Figure content listings
[Begin]

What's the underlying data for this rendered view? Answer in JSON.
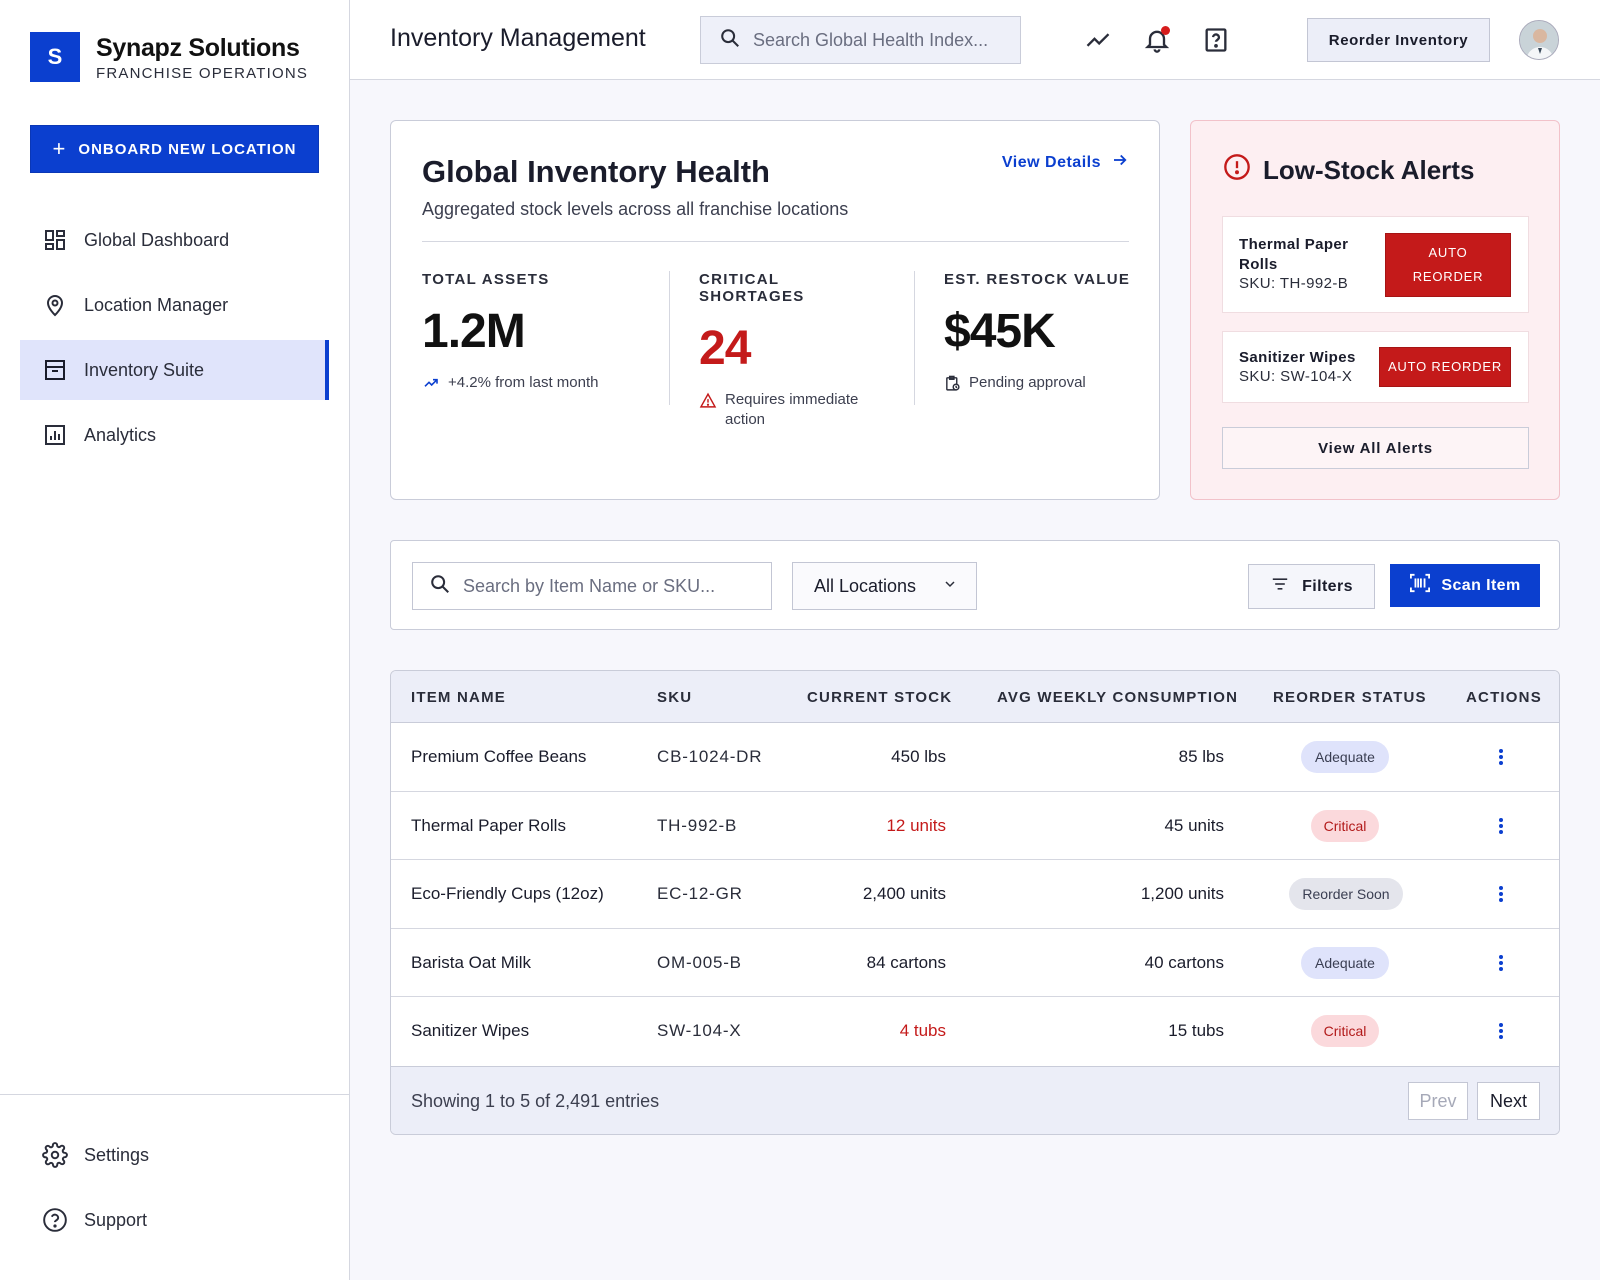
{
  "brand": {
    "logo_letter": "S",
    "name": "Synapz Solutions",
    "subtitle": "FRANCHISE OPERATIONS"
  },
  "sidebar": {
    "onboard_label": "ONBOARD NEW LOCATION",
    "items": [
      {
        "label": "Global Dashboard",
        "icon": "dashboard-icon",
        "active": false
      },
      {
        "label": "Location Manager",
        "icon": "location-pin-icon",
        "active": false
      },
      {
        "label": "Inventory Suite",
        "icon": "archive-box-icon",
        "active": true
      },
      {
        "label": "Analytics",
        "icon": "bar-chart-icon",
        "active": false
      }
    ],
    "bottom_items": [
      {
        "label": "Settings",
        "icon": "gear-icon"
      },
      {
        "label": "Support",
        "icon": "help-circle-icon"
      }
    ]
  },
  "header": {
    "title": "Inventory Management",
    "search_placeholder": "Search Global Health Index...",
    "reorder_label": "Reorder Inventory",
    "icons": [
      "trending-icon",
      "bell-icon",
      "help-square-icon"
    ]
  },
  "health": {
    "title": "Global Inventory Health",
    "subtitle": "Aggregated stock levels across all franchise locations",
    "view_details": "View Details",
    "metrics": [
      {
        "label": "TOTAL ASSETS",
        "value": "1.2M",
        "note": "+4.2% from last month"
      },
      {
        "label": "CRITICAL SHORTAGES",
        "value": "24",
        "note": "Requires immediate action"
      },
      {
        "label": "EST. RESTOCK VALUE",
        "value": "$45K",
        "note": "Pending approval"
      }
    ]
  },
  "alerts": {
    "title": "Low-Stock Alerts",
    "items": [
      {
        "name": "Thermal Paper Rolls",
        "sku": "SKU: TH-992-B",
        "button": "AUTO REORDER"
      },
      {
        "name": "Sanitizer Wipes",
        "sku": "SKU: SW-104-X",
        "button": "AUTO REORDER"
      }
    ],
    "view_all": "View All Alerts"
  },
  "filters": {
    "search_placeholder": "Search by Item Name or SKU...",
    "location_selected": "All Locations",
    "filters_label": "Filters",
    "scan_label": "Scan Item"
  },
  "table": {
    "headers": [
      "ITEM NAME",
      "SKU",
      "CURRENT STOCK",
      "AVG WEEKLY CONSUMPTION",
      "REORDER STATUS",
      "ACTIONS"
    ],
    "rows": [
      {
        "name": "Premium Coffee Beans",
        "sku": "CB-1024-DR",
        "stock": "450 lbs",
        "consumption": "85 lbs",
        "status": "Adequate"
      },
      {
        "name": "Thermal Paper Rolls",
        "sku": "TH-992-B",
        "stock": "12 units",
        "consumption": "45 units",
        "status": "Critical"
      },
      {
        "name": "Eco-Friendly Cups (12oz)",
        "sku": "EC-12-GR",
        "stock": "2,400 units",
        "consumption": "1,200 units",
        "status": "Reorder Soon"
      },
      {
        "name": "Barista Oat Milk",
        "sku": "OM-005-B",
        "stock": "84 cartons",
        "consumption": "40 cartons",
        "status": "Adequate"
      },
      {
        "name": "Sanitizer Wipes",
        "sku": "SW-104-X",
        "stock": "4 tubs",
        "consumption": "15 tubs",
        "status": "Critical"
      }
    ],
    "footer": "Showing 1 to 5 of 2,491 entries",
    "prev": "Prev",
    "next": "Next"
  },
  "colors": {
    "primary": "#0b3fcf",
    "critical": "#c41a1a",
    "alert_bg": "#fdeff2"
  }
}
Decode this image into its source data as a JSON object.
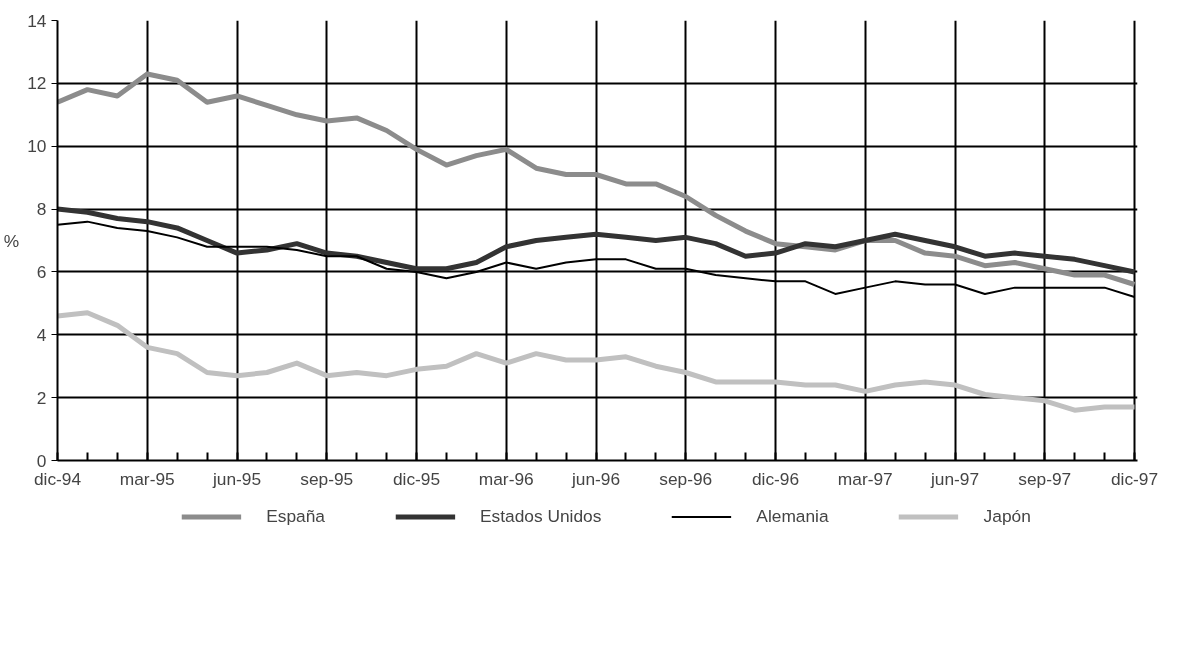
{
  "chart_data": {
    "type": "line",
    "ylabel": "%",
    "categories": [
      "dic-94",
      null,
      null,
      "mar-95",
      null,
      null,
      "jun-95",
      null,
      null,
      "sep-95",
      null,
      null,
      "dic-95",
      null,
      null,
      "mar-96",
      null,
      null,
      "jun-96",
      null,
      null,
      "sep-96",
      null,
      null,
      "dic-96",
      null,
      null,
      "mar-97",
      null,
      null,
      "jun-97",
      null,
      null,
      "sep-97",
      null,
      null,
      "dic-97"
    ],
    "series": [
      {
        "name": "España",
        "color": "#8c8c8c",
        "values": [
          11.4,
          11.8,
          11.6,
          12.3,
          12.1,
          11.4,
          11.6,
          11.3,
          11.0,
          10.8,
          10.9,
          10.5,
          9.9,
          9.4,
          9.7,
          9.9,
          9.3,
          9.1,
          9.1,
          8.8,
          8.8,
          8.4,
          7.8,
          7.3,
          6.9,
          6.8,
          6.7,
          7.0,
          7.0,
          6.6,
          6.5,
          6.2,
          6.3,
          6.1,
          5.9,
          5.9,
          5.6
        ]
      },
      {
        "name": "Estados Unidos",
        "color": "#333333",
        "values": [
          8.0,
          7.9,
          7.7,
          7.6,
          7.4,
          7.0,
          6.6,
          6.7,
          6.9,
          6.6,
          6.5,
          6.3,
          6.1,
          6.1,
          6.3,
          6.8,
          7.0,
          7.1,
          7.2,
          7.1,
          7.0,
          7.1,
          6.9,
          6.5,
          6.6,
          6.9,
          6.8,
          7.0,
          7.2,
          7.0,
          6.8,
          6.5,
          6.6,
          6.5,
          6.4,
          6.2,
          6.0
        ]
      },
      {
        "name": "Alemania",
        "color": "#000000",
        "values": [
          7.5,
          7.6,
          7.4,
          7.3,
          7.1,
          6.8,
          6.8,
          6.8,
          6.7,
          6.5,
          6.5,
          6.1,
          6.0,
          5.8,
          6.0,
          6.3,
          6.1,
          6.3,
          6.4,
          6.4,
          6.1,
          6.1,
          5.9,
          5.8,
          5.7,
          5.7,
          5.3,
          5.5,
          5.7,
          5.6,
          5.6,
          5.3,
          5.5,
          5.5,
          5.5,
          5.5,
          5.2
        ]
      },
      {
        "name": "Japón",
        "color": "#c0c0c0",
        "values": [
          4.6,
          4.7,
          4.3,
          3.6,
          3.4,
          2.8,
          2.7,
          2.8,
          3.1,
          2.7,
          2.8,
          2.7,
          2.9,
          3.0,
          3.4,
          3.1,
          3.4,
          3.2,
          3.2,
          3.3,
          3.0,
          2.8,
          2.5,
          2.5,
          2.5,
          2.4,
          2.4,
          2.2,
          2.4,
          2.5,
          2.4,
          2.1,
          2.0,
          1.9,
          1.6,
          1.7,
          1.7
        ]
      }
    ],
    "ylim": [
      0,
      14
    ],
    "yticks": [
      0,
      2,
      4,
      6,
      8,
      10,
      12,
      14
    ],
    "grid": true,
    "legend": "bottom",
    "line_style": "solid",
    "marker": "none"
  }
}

[End]

### TASK DETAILS
Return the listing above word for word, with the pictures removed.

### FULL SOLUTION
What's the underlying data for this rendered view? Answer in JSON.
{
  "brand": {
    "logo_letter": "S",
    "name": "Synapz Solutions",
    "subtitle": "FRANCHISE OPERATIONS"
  },
  "sidebar": {
    "onboard_label": "ONBOARD NEW LOCATION",
    "items": [
      {
        "label": "Global Dashboard",
        "icon": "dashboard-icon",
        "active": false
      },
      {
        "label": "Location Manager",
        "icon": "location-pin-icon",
        "active": false
      },
      {
        "label": "Inventory Suite",
        "icon": "archive-box-icon",
        "active": true
      },
      {
        "label": "Analytics",
        "icon": "bar-chart-icon",
        "active": false
      }
    ],
    "bottom_items": [
      {
        "label": "Settings",
        "icon": "gear-icon"
      },
      {
        "label": "Support",
        "icon": "help-circle-icon"
      }
    ]
  },
  "header": {
    "title": "Inventory Management",
    "search_placeholder": "Search Global Health Index...",
    "reorder_label": "Reorder Inventory",
    "icons": [
      "trending-icon",
      "bell-icon",
      "help-square-icon"
    ]
  },
  "health": {
    "title": "Global Inventory Health",
    "subtitle": "Aggregated stock levels across all franchise locations",
    "view_details": "View Details",
    "metrics": [
      {
        "label": "TOTAL ASSETS",
        "value": "1.2M",
        "note": "+4.2% from last month"
      },
      {
        "label": "CRITICAL SHORTAGES",
        "value": "24",
        "note": "Requires immediate action"
      },
      {
        "label": "EST. RESTOCK VALUE",
        "value": "$45K",
        "note": "Pending approval"
      }
    ]
  },
  "alerts": {
    "title": "Low-Stock Alerts",
    "items": [
      {
        "name": "Thermal Paper Rolls",
        "sku": "SKU: TH-992-B",
        "button": "AUTO REORDER"
      },
      {
        "name": "Sanitizer Wipes",
        "sku": "SKU: SW-104-X",
        "button": "AUTO REORDER"
      }
    ],
    "view_all": "View All Alerts"
  },
  "filters": {
    "search_placeholder": "Search by Item Name or SKU...",
    "location_selected": "All Locations",
    "filters_label": "Filters",
    "scan_label": "Scan Item"
  },
  "table": {
    "headers": [
      "ITEM NAME",
      "SKU",
      "CURRENT STOCK",
      "AVG WEEKLY CONSUMPTION",
      "REORDER STATUS",
      "ACTIONS"
    ],
    "rows": [
      {
        "name": "Premium Coffee Beans",
        "sku": "CB-1024-DR",
        "stock": "450 lbs",
        "consumption": "85 lbs",
        "status": "Adequate"
      },
      {
        "name": "Thermal Paper Rolls",
        "sku": "TH-992-B",
        "stock": "12 units",
        "consumption": "45 units",
        "status": "Critical"
      },
      {
        "name": "Eco-Friendly Cups (12oz)",
        "sku": "EC-12-GR",
        "stock": "2,400 units",
        "consumption": "1,200 units",
        "status": "Reorder Soon"
      },
      {
        "name": "Barista Oat Milk",
        "sku": "OM-005-B",
        "stock": "84 cartons",
        "consumption": "40 cartons",
        "status": "Adequate"
      },
      {
        "name": "Sanitizer Wipes",
        "sku": "SW-104-X",
        "stock": "4 tubs",
        "consumption": "15 tubs",
        "status": "Critical"
      }
    ],
    "footer": "Showing 1 to 5 of 2,491 entries",
    "prev": "Prev",
    "next": "Next"
  },
  "colors": {
    "primary": "#0b3fcf",
    "critical": "#c41a1a",
    "alert_bg": "#fdeff2"
  }
}
Decode this image into its source data as a JSON object.
{
  "chart_data": {
    "type": "line",
    "ylabel": "%",
    "categories": [
      "dic-94",
      null,
      null,
      "mar-95",
      null,
      null,
      "jun-95",
      null,
      null,
      "sep-95",
      null,
      null,
      "dic-95",
      null,
      null,
      "mar-96",
      null,
      null,
      "jun-96",
      null,
      null,
      "sep-96",
      null,
      null,
      "dic-96",
      null,
      null,
      "mar-97",
      null,
      null,
      "jun-97",
      null,
      null,
      "sep-97",
      null,
      null,
      "dic-97"
    ],
    "series": [
      {
        "name": "España",
        "color": "#8c8c8c",
        "values": [
          11.4,
          11.8,
          11.6,
          12.3,
          12.1,
          11.4,
          11.6,
          11.3,
          11.0,
          10.8,
          10.9,
          10.5,
          9.9,
          9.4,
          9.7,
          9.9,
          9.3,
          9.1,
          9.1,
          8.8,
          8.8,
          8.4,
          7.8,
          7.3,
          6.9,
          6.8,
          6.7,
          7.0,
          7.0,
          6.6,
          6.5,
          6.2,
          6.3,
          6.1,
          5.9,
          5.9,
          5.6
        ]
      },
      {
        "name": "Estados Unidos",
        "color": "#333333",
        "values": [
          8.0,
          7.9,
          7.7,
          7.6,
          7.4,
          7.0,
          6.6,
          6.7,
          6.9,
          6.6,
          6.5,
          6.3,
          6.1,
          6.1,
          6.3,
          6.8,
          7.0,
          7.1,
          7.2,
          7.1,
          7.0,
          7.1,
          6.9,
          6.5,
          6.6,
          6.9,
          6.8,
          7.0,
          7.2,
          7.0,
          6.8,
          6.5,
          6.6,
          6.5,
          6.4,
          6.2,
          6.0
        ]
      },
      {
        "name": "Alemania",
        "color": "#000000",
        "values": [
          7.5,
          7.6,
          7.4,
          7.3,
          7.1,
          6.8,
          6.8,
          6.8,
          6.7,
          6.5,
          6.5,
          6.1,
          6.0,
          5.8,
          6.0,
          6.3,
          6.1,
          6.3,
          6.4,
          6.4,
          6.1,
          6.1,
          5.9,
          5.8,
          5.7,
          5.7,
          5.3,
          5.5,
          5.7,
          5.6,
          5.6,
          5.3,
          5.5,
          5.5,
          5.5,
          5.5,
          5.2
        ]
      },
      {
        "name": "Japón",
        "color": "#c0c0c0",
        "values": [
          4.6,
          4.7,
          4.3,
          3.6,
          3.4,
          2.8,
          2.7,
          2.8,
          3.1,
          2.7,
          2.8,
          2.7,
          2.9,
          3.0,
          3.4,
          3.1,
          3.4,
          3.2,
          3.2,
          3.3,
          3.0,
          2.8,
          2.5,
          2.5,
          2.5,
          2.4,
          2.4,
          2.2,
          2.4,
          2.5,
          2.4,
          2.1,
          2.0,
          1.9,
          1.6,
          1.7,
          1.7
        ]
      }
    ],
    "ylim": [
      0,
      14
    ],
    "yticks": [
      0,
      2,
      4,
      6,
      8,
      10,
      12,
      14
    ],
    "grid": true,
    "legend": "bottom",
    "line_style": "solid",
    "marker": "none"
  }
}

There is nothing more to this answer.